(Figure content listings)
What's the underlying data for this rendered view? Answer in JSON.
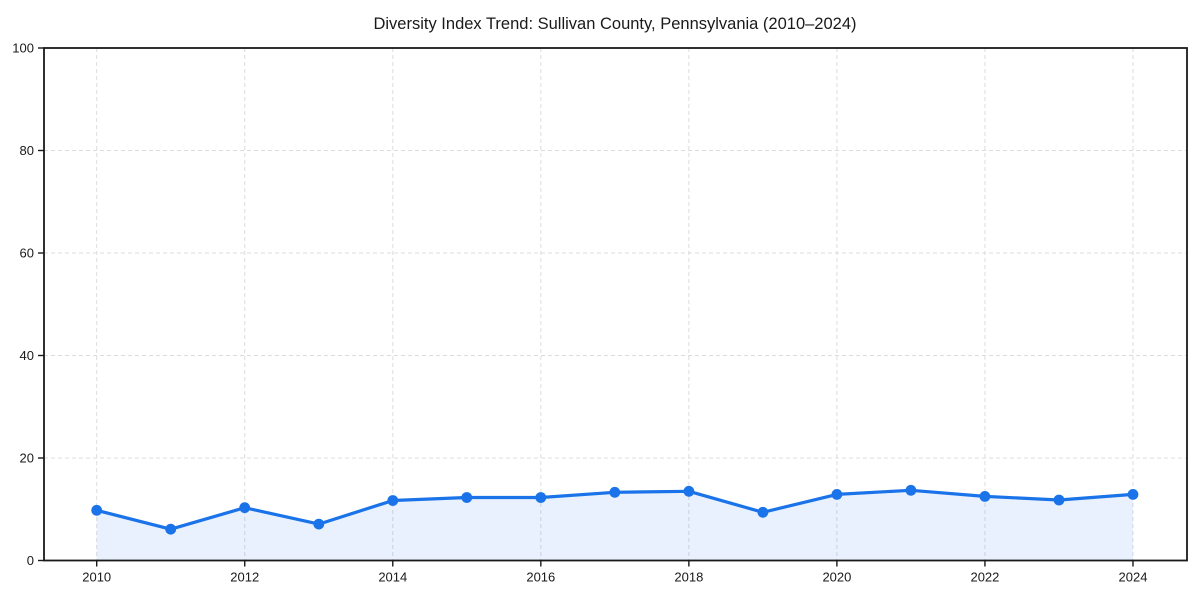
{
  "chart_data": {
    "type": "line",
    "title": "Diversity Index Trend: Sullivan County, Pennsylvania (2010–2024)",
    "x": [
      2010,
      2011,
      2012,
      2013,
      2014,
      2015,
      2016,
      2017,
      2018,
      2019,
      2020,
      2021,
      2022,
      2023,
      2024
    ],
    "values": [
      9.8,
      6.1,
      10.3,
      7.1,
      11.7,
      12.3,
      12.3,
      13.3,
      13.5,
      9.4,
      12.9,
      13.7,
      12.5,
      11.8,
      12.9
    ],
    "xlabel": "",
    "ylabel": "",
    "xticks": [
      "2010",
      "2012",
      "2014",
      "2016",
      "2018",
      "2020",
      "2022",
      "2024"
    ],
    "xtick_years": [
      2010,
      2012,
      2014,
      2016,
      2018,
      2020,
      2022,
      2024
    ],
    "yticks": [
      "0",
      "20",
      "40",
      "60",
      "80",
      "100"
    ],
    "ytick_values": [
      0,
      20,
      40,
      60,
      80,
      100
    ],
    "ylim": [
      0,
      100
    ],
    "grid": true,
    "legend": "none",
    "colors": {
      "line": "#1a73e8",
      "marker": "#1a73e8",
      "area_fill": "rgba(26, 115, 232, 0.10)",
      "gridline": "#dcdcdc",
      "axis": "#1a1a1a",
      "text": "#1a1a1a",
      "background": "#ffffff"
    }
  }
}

--

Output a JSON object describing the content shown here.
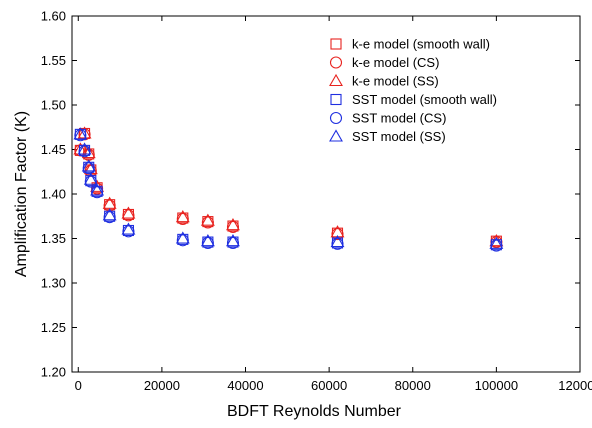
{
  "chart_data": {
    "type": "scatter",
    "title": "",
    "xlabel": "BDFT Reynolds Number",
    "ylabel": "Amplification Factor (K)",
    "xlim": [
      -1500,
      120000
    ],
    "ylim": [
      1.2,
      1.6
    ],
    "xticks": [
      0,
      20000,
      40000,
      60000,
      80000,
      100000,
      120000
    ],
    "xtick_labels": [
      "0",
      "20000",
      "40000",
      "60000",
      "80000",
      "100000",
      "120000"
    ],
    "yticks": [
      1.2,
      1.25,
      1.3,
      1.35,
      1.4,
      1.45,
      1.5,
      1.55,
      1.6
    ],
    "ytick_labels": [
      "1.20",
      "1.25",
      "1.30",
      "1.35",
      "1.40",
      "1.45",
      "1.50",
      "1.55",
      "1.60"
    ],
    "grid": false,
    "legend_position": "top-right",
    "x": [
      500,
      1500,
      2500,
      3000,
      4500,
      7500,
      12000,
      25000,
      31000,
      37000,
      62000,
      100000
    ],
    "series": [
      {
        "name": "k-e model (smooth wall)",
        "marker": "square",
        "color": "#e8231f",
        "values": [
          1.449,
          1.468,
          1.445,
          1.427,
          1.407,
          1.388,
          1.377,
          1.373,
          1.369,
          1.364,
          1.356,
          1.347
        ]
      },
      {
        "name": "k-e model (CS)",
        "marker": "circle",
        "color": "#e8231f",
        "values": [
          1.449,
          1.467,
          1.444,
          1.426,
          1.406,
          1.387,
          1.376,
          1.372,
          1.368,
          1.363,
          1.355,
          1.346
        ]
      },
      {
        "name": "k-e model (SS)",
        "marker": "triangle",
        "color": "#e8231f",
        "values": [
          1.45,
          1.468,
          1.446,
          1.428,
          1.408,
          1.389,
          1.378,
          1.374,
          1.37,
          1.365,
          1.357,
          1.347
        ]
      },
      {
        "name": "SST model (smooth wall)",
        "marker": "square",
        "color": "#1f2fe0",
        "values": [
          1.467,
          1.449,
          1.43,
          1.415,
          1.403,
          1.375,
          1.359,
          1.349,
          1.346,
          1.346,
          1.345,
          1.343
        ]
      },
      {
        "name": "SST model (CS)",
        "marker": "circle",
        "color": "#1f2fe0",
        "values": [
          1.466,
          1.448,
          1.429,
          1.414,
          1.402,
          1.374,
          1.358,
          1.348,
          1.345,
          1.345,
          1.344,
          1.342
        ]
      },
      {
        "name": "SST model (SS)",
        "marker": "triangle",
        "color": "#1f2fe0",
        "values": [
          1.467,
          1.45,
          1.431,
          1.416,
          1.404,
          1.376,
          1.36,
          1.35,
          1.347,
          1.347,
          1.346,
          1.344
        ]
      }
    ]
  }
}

* **GIVEN EXERCISE**: Lines containing the word "name" must all be returned from the material above.

* **SOLUTION**:
        "name": "k-e model (smooth wall)",
        "name": "k-e model (CS)",
        "name": "k-e model (SS)",
        "name": "SST model (smooth wall)",
        "name": "SST model (CS)",
        "name": "SST model (SS)",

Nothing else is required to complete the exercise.